# Challenge
Search the data below for the word "JSON" and copy each line that holds it.

# Data

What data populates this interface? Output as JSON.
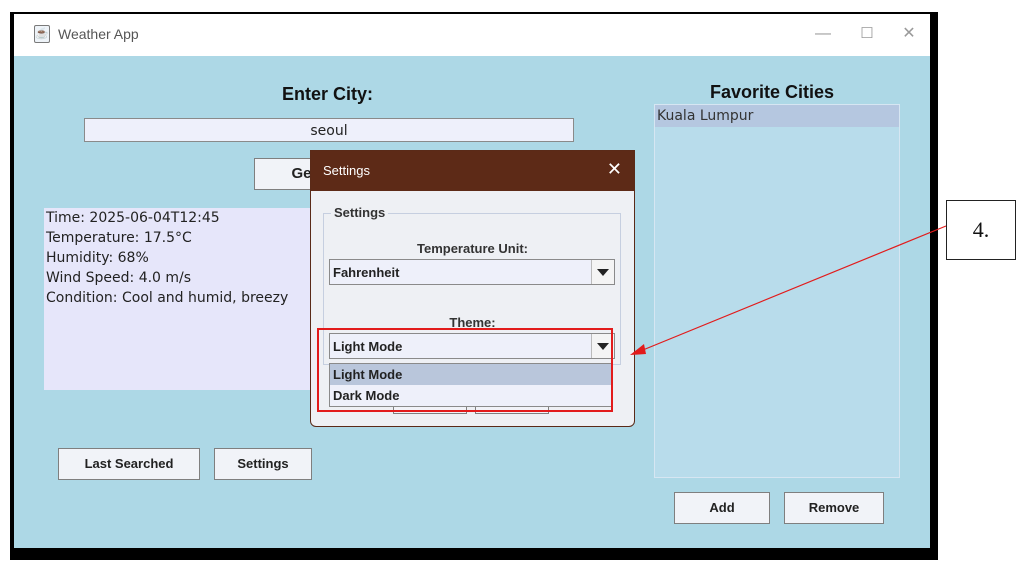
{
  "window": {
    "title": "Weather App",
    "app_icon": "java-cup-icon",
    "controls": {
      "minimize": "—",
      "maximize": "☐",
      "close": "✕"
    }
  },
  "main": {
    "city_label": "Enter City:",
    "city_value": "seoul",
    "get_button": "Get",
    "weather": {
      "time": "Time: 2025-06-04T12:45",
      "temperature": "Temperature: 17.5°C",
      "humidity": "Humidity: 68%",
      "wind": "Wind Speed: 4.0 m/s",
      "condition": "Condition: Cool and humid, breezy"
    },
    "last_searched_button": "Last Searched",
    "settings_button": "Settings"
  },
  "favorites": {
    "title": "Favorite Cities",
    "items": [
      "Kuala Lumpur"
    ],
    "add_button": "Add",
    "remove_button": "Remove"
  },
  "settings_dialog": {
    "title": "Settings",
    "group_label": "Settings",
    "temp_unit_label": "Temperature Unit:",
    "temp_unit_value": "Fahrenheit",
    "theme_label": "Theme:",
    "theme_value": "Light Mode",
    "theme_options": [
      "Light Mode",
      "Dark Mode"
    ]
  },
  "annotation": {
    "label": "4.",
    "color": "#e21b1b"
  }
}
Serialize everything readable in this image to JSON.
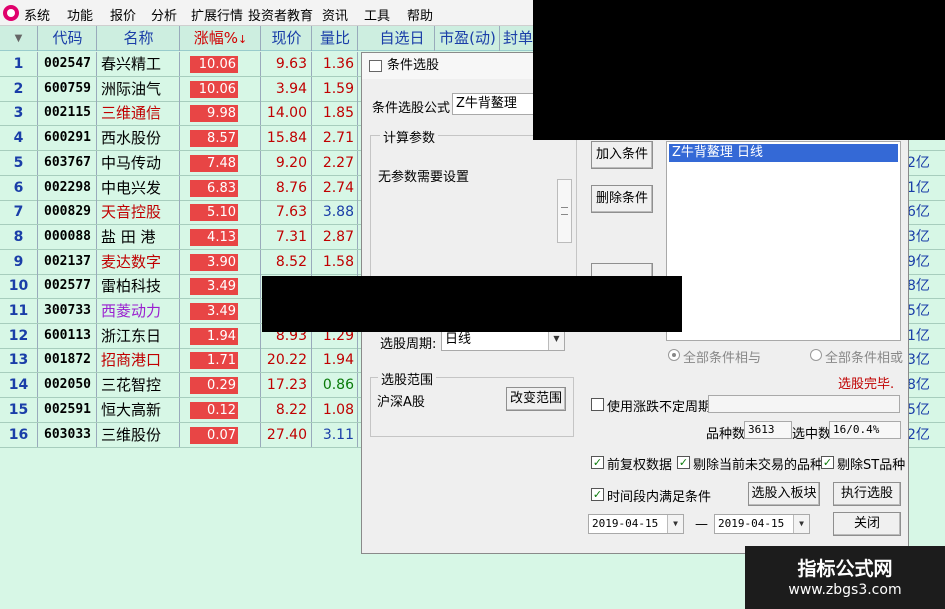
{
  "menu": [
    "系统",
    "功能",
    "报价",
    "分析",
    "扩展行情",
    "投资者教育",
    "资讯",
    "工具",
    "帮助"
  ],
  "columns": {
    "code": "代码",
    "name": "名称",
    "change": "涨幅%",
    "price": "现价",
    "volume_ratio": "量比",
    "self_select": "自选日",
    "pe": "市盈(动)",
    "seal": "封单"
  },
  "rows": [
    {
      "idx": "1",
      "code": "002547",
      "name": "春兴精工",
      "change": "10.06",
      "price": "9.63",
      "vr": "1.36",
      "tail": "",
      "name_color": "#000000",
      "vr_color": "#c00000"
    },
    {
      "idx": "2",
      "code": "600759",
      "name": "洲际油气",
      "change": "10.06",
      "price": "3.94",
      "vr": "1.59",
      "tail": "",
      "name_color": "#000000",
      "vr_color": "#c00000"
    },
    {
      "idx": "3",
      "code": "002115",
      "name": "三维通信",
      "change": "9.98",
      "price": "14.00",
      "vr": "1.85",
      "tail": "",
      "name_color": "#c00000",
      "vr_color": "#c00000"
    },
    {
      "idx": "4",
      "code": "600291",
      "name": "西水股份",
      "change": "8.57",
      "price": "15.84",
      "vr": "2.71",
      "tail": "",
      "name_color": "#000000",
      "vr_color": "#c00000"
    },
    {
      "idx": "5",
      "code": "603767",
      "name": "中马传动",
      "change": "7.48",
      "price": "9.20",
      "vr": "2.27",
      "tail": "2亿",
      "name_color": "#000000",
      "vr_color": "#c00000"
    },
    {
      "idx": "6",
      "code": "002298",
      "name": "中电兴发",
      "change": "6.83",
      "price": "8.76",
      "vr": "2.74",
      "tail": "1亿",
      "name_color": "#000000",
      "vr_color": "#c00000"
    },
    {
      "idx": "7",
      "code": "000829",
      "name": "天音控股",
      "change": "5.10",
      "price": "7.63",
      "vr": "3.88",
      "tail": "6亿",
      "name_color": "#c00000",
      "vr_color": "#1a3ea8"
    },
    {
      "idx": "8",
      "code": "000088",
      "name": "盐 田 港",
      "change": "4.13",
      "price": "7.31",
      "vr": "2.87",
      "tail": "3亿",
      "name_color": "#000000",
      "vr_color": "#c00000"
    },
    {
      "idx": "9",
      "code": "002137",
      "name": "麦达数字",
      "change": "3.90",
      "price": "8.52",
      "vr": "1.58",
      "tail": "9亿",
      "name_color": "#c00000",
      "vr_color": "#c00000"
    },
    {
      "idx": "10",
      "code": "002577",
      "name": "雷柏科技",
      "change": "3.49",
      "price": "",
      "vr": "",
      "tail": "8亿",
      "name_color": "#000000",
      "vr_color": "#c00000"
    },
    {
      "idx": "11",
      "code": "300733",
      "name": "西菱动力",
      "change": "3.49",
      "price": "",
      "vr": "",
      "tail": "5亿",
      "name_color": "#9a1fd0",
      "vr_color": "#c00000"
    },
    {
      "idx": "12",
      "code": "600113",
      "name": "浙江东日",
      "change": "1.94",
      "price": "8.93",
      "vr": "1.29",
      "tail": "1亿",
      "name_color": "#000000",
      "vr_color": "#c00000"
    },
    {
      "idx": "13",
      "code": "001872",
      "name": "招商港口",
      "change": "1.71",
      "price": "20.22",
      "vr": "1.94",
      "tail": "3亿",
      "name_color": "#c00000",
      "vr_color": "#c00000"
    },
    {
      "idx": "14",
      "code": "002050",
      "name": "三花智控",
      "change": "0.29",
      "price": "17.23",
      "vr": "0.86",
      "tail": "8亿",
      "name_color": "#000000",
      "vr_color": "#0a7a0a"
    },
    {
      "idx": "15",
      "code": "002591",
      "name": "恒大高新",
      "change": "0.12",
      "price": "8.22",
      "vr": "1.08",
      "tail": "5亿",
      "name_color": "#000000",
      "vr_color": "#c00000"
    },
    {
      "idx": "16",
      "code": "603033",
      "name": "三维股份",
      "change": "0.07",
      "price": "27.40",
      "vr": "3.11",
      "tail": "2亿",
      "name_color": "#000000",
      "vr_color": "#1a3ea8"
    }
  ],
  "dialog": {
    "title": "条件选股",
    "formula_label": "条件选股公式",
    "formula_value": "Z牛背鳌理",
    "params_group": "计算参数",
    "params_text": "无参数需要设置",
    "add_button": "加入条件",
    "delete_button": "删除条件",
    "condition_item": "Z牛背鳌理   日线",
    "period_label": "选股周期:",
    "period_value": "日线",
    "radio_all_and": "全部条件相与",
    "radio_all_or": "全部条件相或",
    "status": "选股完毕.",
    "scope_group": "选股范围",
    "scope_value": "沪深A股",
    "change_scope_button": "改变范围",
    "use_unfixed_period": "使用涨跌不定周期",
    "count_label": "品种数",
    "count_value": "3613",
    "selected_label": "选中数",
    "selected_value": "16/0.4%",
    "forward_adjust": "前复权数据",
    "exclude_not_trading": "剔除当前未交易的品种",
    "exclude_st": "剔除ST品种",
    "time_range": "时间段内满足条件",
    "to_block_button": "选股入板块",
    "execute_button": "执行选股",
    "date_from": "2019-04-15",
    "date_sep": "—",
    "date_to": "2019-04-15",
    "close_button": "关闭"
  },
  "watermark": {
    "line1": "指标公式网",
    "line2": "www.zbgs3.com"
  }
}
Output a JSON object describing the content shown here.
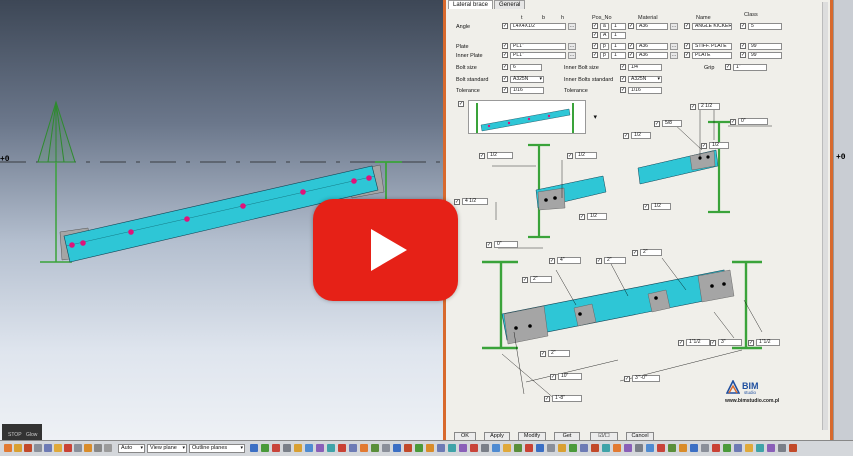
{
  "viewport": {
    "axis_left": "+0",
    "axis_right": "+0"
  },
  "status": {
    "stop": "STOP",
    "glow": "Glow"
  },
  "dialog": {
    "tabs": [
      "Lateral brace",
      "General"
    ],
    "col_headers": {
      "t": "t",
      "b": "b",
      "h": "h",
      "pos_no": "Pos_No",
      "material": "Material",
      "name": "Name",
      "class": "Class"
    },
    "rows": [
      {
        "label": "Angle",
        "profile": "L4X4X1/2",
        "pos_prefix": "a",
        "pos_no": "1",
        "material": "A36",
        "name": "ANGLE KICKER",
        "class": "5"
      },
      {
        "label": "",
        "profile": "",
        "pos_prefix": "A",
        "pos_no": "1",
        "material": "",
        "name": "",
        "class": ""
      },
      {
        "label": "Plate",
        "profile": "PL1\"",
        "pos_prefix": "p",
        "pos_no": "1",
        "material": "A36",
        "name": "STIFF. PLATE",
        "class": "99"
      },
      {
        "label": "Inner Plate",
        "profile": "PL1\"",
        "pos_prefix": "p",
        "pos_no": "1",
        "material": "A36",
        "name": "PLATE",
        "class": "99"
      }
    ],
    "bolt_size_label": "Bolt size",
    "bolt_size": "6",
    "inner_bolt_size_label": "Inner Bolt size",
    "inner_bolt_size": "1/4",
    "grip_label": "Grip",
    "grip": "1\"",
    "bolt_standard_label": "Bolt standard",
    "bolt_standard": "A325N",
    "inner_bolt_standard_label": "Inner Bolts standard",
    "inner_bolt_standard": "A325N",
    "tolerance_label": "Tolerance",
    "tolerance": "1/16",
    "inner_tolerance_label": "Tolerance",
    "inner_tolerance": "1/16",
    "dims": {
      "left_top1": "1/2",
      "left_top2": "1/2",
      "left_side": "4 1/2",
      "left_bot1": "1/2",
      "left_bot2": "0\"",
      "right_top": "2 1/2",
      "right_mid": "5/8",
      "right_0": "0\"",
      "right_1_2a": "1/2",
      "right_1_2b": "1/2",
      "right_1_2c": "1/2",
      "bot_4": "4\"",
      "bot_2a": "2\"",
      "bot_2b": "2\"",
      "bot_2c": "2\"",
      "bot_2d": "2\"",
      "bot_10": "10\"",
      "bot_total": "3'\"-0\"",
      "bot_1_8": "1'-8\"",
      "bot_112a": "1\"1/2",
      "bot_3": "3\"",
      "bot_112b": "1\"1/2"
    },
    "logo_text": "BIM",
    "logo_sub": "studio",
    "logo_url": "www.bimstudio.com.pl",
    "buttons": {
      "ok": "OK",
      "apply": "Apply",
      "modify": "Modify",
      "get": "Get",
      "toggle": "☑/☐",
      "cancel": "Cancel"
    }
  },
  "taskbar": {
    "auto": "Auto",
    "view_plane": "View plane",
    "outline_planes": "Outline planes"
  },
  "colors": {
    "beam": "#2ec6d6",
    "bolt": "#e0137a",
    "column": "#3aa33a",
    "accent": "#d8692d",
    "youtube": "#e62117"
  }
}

# Output for this exercise
What data populates this interface? Output as JSON.
Serialize everything readable in this image to JSON.
Output a JSON object describing the content shown here.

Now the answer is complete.